→ **Exercise 1**
Please copy the records word for word, from their first line through the line that contains "The wire rod 17 is at (740, 168).", including both.

→ **Extract to read**
In [62]:
import sys
import os
import urllib.request
import tarfile
import zipfile

In [63]:
def _print_download_progress(count, block_size, total_size):
    """
    Function used for printing the download progress.
    Used as a call-back function in maybe_download_and_extract().
    """

    # Percentage completion.
    pct_complete = float(count * block_size) / total_size

    # Status-message. Note the \r which means the line should overwrite itself.
    msg = "\r- Download progress: {0:.1%}".format(pct_complete)

    # Print it.
    sys.stdout.write(msg)
    sys.stdout.flush()

In [64]:
def maybe_download_and_extract(url, download_dir):
    """
    Download and extract the data if it doesn't already exist.
    Assumes the url is a tar-ball file.
    :param url:
        Internet URL for the tar-file to download.
        Example: "https://www.cs.toronto.edu/~kriz/cifar-10-python.tar.gz"
    :param download_dir:
        Directory where the downloaded file is saved.
        Example: "data/CIFAR-10/"
    :return:
        Nothing.
    """

    # Filename for saving the file downloaded from the internet.
    # Use the filename from the URL and add it to the download_dir.
    filename = url.split('/')[-1]
    file_path = os.path.join(download_dir, filename)

    # Check if the file already exists.
    # If it exists then we assume it has also been extracted,
    # otherwise we need to download and extract it now.
    if not os.path.exists(file_path):
        # Check if the download directory exists, otherwise create it.
        if not os.path.exists(download_dir):
            os.makedirs(download_dir)

        # Download the file from the internet.
        file_path, _ = urllib.request.urlretrieve(url=url,
                                                  filename=file_path,
                                                  reporthook=_print_download_progress)

→ **Materials provided**
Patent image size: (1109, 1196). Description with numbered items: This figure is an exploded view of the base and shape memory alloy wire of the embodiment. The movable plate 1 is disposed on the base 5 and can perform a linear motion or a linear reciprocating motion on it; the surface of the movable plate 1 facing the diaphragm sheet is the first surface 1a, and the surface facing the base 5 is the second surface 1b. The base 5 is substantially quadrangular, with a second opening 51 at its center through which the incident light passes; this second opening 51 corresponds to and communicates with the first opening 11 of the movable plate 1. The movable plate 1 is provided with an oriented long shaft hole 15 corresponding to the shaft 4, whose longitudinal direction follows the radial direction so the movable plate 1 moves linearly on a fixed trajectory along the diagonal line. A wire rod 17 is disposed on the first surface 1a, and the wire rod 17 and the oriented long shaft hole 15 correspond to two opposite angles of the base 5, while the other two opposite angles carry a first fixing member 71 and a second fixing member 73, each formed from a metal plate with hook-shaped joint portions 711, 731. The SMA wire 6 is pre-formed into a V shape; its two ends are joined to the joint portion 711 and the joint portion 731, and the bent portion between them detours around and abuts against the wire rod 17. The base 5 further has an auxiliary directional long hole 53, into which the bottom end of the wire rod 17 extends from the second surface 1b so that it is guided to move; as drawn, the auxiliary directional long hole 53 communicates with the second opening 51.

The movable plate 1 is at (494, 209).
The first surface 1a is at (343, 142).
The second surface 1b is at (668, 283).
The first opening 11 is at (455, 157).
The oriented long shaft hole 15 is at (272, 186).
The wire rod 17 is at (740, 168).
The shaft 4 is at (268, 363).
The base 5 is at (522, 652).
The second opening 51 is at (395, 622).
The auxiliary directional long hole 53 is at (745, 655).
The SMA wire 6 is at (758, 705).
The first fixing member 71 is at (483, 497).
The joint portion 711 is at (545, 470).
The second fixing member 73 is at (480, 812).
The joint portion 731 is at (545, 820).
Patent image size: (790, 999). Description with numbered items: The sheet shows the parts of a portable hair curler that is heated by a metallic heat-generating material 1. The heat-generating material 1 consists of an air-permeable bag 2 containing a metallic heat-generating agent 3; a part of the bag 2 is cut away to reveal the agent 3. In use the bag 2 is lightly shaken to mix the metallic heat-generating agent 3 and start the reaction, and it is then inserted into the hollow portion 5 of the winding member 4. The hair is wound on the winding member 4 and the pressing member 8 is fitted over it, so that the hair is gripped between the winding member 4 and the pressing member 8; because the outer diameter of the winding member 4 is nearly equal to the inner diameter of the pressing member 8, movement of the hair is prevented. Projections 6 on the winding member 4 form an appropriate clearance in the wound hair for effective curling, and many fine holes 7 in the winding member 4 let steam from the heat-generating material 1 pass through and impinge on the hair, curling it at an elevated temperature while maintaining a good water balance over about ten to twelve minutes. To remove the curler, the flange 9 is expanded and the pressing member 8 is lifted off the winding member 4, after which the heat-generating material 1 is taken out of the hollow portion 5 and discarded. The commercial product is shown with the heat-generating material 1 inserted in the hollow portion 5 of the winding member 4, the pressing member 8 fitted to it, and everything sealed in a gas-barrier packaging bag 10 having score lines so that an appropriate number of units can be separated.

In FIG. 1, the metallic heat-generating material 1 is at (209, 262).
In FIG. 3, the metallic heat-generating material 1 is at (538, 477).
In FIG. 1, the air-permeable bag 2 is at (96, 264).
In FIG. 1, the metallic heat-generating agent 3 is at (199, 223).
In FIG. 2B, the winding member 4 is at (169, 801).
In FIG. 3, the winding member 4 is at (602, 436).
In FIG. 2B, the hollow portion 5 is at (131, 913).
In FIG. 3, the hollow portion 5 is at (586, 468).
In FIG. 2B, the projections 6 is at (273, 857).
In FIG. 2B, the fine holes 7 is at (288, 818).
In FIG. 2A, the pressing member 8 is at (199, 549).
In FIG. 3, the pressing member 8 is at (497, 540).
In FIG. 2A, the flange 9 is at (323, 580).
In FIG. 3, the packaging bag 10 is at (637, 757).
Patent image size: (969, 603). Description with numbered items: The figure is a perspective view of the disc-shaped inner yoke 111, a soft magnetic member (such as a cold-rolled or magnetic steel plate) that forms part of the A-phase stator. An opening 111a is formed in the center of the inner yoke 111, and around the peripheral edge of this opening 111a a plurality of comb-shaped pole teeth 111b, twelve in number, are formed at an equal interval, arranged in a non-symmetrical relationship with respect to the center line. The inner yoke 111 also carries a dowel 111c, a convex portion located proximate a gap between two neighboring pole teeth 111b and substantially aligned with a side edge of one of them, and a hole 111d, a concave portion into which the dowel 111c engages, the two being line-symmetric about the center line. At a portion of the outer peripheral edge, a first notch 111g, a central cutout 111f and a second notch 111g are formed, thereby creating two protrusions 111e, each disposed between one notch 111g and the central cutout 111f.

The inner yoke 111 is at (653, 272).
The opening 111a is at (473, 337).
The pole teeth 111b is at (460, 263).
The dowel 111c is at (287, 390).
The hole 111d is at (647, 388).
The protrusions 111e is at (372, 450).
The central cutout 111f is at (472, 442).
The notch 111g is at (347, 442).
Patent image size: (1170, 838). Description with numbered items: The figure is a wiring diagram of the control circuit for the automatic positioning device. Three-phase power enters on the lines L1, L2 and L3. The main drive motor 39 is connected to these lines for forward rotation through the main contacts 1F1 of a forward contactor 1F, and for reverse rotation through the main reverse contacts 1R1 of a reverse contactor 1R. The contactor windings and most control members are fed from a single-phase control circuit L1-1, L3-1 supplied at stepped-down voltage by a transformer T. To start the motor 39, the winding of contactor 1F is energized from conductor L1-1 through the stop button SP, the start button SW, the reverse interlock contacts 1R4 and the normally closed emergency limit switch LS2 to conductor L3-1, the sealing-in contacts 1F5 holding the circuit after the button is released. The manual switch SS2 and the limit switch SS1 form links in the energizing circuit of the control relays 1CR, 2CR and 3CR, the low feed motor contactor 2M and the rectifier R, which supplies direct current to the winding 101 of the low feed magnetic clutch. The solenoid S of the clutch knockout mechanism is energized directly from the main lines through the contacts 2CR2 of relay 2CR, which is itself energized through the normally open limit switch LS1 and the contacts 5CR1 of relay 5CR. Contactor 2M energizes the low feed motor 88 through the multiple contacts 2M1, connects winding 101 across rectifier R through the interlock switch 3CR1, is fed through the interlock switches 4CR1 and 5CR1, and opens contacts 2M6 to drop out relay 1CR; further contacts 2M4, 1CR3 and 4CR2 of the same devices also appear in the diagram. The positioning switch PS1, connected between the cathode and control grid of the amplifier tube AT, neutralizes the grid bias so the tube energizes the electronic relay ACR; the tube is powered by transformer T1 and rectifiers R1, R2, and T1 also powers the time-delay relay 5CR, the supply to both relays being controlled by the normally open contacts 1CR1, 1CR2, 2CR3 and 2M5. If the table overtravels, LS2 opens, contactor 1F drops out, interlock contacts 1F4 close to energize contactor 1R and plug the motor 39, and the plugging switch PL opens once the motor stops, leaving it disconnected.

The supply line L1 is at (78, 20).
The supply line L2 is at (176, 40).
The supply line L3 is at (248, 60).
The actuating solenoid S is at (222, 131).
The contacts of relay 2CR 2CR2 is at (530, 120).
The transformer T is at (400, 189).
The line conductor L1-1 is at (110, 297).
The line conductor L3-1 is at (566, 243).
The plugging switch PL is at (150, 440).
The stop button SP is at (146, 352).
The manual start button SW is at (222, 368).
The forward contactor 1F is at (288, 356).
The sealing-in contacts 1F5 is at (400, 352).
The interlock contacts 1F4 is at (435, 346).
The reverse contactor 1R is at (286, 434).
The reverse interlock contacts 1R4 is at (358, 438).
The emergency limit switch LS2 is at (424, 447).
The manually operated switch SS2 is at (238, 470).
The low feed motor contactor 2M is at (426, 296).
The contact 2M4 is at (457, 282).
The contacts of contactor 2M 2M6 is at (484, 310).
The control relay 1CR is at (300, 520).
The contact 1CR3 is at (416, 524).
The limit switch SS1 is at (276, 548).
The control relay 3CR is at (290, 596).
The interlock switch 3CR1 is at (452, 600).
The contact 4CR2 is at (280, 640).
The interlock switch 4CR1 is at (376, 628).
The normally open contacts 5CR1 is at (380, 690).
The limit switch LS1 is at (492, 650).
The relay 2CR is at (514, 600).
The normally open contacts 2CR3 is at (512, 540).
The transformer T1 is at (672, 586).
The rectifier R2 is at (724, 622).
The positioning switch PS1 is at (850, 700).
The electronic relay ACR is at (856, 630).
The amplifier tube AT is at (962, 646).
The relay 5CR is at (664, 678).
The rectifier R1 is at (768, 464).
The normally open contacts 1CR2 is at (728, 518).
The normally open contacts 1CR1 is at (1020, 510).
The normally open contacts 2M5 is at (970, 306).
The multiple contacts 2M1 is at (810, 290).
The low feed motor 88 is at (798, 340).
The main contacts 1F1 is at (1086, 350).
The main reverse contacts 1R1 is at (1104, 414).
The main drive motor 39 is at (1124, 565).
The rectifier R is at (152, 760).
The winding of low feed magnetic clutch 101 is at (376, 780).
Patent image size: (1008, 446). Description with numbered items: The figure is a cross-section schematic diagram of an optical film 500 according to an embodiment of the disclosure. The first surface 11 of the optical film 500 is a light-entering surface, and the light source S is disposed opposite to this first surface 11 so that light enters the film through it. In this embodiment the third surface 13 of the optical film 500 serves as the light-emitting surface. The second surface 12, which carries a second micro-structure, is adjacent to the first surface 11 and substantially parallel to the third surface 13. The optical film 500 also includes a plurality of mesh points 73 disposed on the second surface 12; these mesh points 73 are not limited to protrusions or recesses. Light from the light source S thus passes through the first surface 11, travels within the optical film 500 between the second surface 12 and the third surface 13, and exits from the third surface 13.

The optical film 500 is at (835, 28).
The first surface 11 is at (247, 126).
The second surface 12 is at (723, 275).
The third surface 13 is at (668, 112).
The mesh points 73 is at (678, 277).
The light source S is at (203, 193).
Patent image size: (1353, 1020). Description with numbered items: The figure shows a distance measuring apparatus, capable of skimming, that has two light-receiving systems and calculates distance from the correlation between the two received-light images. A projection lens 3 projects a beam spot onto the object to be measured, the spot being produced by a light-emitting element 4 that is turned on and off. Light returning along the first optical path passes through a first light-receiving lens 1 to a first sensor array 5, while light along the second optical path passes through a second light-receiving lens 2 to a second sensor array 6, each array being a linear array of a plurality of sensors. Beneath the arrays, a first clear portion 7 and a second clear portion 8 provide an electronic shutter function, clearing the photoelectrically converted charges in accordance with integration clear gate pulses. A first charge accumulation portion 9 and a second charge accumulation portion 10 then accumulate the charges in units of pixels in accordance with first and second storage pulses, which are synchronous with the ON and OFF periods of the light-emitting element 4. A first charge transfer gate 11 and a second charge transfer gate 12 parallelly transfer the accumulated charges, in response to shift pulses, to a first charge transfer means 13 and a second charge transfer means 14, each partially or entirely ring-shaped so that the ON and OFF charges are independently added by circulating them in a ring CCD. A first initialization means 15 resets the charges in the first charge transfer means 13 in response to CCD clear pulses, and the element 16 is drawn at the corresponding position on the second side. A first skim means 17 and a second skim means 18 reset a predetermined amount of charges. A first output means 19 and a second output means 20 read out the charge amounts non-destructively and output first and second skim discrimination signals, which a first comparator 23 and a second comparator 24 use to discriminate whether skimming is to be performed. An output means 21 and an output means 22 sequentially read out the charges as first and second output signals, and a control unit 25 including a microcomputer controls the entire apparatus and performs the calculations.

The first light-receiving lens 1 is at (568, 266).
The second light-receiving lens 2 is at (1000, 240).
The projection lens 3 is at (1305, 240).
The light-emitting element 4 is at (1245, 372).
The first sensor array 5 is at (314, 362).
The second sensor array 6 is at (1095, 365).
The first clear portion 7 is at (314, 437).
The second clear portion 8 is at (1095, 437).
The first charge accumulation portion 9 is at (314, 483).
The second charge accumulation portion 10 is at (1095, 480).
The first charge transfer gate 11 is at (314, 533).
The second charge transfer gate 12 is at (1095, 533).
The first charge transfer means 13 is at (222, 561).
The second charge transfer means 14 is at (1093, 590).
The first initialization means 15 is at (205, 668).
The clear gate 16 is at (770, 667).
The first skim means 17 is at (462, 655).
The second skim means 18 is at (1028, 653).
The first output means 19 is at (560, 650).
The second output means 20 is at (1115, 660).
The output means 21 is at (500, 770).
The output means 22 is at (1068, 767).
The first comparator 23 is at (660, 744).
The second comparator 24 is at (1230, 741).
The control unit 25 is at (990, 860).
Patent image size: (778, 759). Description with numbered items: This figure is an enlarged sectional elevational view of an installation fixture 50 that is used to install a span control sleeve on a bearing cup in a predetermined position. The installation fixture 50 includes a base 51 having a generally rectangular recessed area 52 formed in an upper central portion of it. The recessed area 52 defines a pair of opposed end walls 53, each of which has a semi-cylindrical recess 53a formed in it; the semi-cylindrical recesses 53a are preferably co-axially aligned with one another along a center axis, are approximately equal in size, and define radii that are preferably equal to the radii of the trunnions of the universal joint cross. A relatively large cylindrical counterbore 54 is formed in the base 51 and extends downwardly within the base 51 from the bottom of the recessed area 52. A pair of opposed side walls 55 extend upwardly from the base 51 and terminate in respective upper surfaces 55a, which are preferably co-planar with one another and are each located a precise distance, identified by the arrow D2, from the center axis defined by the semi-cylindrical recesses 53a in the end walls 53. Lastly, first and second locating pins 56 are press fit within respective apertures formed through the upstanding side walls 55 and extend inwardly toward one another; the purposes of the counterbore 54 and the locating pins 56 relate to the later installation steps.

→ **Exercise 2**
Answer these questions from the Python download code:
(a) What example directory does the docstring give for download_dir?
(b) According to the comment, what does the \r in the status message mean?
(c) Which function is passed as the reporthook when the file is downloaded?

→ **Exercise solution 1**
Patent image size: (1109, 1196). Description with numbered items: This figure is an exploded view of the base and shape memory alloy wire of the embodiment. The movable plate 1 is disposed on the base 5 and can perform a linear motion or a linear reciprocating motion on it; the surface of the movable plate 1 facing the diaphragm sheet is the first surface 1a, and the surface facing the base 5 is the second surface 1b. The base 5 is substantially quadrangular, with a second opening 51 at its center through which the incident light passes; this second opening 51 corresponds to and communicates with the first opening 11 of the movable plate 1. The movable plate 1 is provided with an oriented long shaft hole 15 corresponding to the shaft 4, whose longitudinal direction follows the radial direction so the movable plate 1 moves linearly on a fixed trajectory along the diagonal line. A wire rod 17 is disposed on the first surface 1a, and the wire rod 17 and the oriented long shaft hole 15 correspond to two opposite angles of the base 5, while the other two opposite angles carry a first fixing member 71 and a second fixing member 73, each formed from a metal plate with hook-shaped joint portions 711, 731. The SMA wire 6 is pre-formed into a V shape; its two ends are joined to the joint portion 711 and the joint portion 731, and the bent portion between them detours around and abuts against the wire rod 17. The base 5 further has an auxiliary directional long hole 53, into which the bottom end of the wire rod 17 extends from the second surface 1b so that it is guided to move; as drawn, the auxiliary directional long hole 53 communicates with the second opening 51.

The movable plate 1 is at (494, 209).
The first surface 1a is at (343, 142).
The second surface 1b is at (668, 283).
The first opening 11 is at (455, 157).
The oriented long shaft hole 15 is at (272, 186).
The wire rod 17 is at (740, 168).

→ **Exercise solution 2**
(a) "data/CIFAR-10/"
(b) The line should overwrite itself.
(c) _print_download_progress